• CHALLENGE: Repeat the listing below in full, exactly as it stands.

• DATASET RECORDS:
════
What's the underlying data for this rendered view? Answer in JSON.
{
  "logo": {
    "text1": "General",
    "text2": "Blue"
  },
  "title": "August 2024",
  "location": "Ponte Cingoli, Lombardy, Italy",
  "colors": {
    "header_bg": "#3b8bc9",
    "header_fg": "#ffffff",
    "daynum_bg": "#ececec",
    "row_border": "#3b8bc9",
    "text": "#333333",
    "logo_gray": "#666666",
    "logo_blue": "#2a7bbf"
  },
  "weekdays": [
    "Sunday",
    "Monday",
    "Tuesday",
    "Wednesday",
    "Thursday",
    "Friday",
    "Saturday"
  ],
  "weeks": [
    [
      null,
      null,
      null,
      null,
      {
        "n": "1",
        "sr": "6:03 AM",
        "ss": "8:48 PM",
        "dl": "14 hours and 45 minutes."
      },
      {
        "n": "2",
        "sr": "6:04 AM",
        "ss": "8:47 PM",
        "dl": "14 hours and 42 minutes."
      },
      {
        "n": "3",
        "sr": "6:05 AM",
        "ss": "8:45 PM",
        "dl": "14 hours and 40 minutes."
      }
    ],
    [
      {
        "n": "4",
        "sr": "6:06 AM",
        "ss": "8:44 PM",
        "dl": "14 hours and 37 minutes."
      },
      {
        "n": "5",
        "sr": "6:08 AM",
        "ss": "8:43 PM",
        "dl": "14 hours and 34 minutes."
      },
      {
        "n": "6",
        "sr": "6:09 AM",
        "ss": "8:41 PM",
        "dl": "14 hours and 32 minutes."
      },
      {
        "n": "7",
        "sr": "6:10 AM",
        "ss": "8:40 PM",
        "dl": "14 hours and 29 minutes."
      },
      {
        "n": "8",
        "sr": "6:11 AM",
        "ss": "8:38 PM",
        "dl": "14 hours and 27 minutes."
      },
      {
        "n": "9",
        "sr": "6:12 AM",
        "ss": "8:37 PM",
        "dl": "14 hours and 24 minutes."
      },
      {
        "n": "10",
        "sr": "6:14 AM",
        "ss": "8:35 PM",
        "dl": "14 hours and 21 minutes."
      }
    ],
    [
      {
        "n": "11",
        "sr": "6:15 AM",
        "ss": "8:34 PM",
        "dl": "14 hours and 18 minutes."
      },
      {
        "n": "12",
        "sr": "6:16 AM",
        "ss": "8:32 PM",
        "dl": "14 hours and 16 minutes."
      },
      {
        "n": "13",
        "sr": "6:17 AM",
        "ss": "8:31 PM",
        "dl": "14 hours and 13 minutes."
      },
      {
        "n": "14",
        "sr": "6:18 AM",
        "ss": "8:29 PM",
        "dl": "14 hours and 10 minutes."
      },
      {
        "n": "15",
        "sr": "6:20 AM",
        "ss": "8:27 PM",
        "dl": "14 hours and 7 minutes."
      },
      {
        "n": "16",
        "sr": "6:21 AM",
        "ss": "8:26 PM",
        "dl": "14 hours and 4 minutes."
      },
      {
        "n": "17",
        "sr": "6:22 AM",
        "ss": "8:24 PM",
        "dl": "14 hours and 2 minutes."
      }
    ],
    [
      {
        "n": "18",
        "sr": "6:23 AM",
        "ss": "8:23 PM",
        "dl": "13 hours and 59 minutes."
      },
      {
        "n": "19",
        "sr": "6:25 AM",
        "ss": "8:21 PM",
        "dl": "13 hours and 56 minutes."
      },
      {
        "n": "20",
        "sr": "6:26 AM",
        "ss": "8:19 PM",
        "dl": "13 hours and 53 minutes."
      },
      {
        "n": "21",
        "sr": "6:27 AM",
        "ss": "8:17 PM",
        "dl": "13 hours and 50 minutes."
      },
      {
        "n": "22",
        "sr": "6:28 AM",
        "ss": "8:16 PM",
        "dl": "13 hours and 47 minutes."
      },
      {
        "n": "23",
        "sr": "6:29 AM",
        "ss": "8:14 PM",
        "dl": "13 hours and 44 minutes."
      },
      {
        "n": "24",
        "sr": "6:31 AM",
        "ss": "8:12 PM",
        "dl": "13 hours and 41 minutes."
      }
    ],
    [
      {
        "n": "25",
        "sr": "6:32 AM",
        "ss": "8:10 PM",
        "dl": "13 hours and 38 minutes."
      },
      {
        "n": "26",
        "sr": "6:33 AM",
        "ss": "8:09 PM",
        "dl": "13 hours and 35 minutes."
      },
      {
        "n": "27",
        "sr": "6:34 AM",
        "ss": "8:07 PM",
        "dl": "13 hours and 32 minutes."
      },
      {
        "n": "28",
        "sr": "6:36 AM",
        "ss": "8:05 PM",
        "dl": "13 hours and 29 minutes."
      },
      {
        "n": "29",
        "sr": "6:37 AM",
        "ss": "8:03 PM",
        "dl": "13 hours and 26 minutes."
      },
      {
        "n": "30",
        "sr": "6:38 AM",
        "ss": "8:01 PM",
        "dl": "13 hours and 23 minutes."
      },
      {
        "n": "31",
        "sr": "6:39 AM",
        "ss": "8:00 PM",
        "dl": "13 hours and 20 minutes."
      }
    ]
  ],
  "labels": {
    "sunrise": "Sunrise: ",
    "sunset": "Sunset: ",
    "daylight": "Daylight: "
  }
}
════
• ANSWER TO THE PROBLEM:
What's the underlying data for this rendered view? Answer in JSON.
{
  "logo": {
    "text1": "General",
    "text2": "Blue"
  },
  "title": "August 2024",
  "location": "Ponte Cingoli, Lombardy, Italy",
  "colors": {
    "header_bg": "#3b8bc9",
    "header_fg": "#ffffff",
    "daynum_bg": "#ececec",
    "row_border": "#3b8bc9",
    "text": "#333333",
    "logo_gray": "#666666",
    "logo_blue": "#2a7bbf"
  },
  "weekdays": [
    "Sunday",
    "Monday",
    "Tuesday",
    "Wednesday",
    "Thursday",
    "Friday",
    "Saturday"
  ],
  "weeks": [
    [
      null,
      null,
      null,
      null,
      {
        "n": "1",
        "sr": "6:03 AM",
        "ss": "8:48 PM",
        "dl": "14 hours and 45 minutes."
      },
      {
        "n": "2",
        "sr": "6:04 AM",
        "ss": "8:47 PM",
        "dl": "14 hours and 42 minutes."
      },
      {
        "n": "3",
        "sr": "6:05 AM",
        "ss": "8:45 PM",
        "dl": "14 hours and 40 minutes."
      }
    ],
    [
      {
        "n": "4",
        "sr": "6:06 AM",
        "ss": "8:44 PM",
        "dl": "14 hours and 37 minutes."
      },
      {
        "n": "5",
        "sr": "6:08 AM",
        "ss": "8:43 PM",
        "dl": "14 hours and 34 minutes."
      },
      {
        "n": "6",
        "sr": "6:09 AM",
        "ss": "8:41 PM",
        "dl": "14 hours and 32 minutes."
      },
      {
        "n": "7",
        "sr": "6:10 AM",
        "ss": "8:40 PM",
        "dl": "14 hours and 29 minutes."
      },
      {
        "n": "8",
        "sr": "6:11 AM",
        "ss": "8:38 PM",
        "dl": "14 hours and 27 minutes."
      },
      {
        "n": "9",
        "sr": "6:12 AM",
        "ss": "8:37 PM",
        "dl": "14 hours and 24 minutes."
      },
      {
        "n": "10",
        "sr": "6:14 AM",
        "ss": "8:35 PM",
        "dl": "14 hours and 21 minutes."
      }
    ],
    [
      {
        "n": "11",
        "sr": "6:15 AM",
        "ss": "8:34 PM",
        "dl": "14 hours and 18 minutes."
      },
      {
        "n": "12",
        "sr": "6:16 AM",
        "ss": "8:32 PM",
        "dl": "14 hours and 16 minutes."
      },
      {
        "n": "13",
        "sr": "6:17 AM",
        "ss": "8:31 PM",
        "dl": "14 hours and 13 minutes."
      },
      {
        "n": "14",
        "sr": "6:18 AM",
        "ss": "8:29 PM",
        "dl": "14 hours and 10 minutes."
      },
      {
        "n": "15",
        "sr": "6:20 AM",
        "ss": "8:27 PM",
        "dl": "14 hours and 7 minutes."
      },
      {
        "n": "16",
        "sr": "6:21 AM",
        "ss": "8:26 PM",
        "dl": "14 hours and 4 minutes."
      },
      {
        "n": "17",
        "sr": "6:22 AM",
        "ss": "8:24 PM",
        "dl": "14 hours and 2 minutes."
      }
    ],
    [
      {
        "n": "18",
        "sr": "6:23 AM",
        "ss": "8:23 PM",
        "dl": "13 hours and 59 minutes."
      },
      {
        "n": "19",
        "sr": "6:25 AM",
        "ss": "8:21 PM",
        "dl": "13 hours and 56 minutes."
      },
      {
        "n": "20",
        "sr": "6:26 AM",
        "ss": "8:19 PM",
        "dl": "13 hours and 53 minutes."
      },
      {
        "n": "21",
        "sr": "6:27 AM",
        "ss": "8:17 PM",
        "dl": "13 hours and 50 minutes."
      },
      {
        "n": "22",
        "sr": "6:28 AM",
        "ss": "8:16 PM",
        "dl": "13 hours and 47 minutes."
      },
      {
        "n": "23",
        "sr": "6:29 AM",
        "ss": "8:14 PM",
        "dl": "13 hours and 44 minutes."
      },
      {
        "n": "24",
        "sr": "6:31 AM",
        "ss": "8:12 PM",
        "dl": "13 hours and 41 minutes."
      }
    ],
    [
      {
        "n": "25",
        "sr": "6:32 AM",
        "ss": "8:10 PM",
        "dl": "13 hours and 38 minutes."
      },
      {
        "n": "26",
        "sr": "6:33 AM",
        "ss": "8:09 PM",
        "dl": "13 hours and 35 minutes."
      },
      {
        "n": "27",
        "sr": "6:34 AM",
        "ss": "8:07 PM",
        "dl": "13 hours and 32 minutes."
      },
      {
        "n": "28",
        "sr": "6:36 AM",
        "ss": "8:05 PM",
        "dl": "13 hours and 29 minutes."
      },
      {
        "n": "29",
        "sr": "6:37 AM",
        "ss": "8:03 PM",
        "dl": "13 hours and 26 minutes."
      },
      {
        "n": "30",
        "sr": "6:38 AM",
        "ss": "8:01 PM",
        "dl": "13 hours and 23 minutes."
      },
      {
        "n": "31",
        "sr": "6:39 AM",
        "ss": "8:00 PM",
        "dl": "13 hours and 20 minutes."
      }
    ]
  ],
  "labels": {
    "sunrise": "Sunrise: ",
    "sunset": "Sunset: ",
    "daylight": "Daylight: "
  }
}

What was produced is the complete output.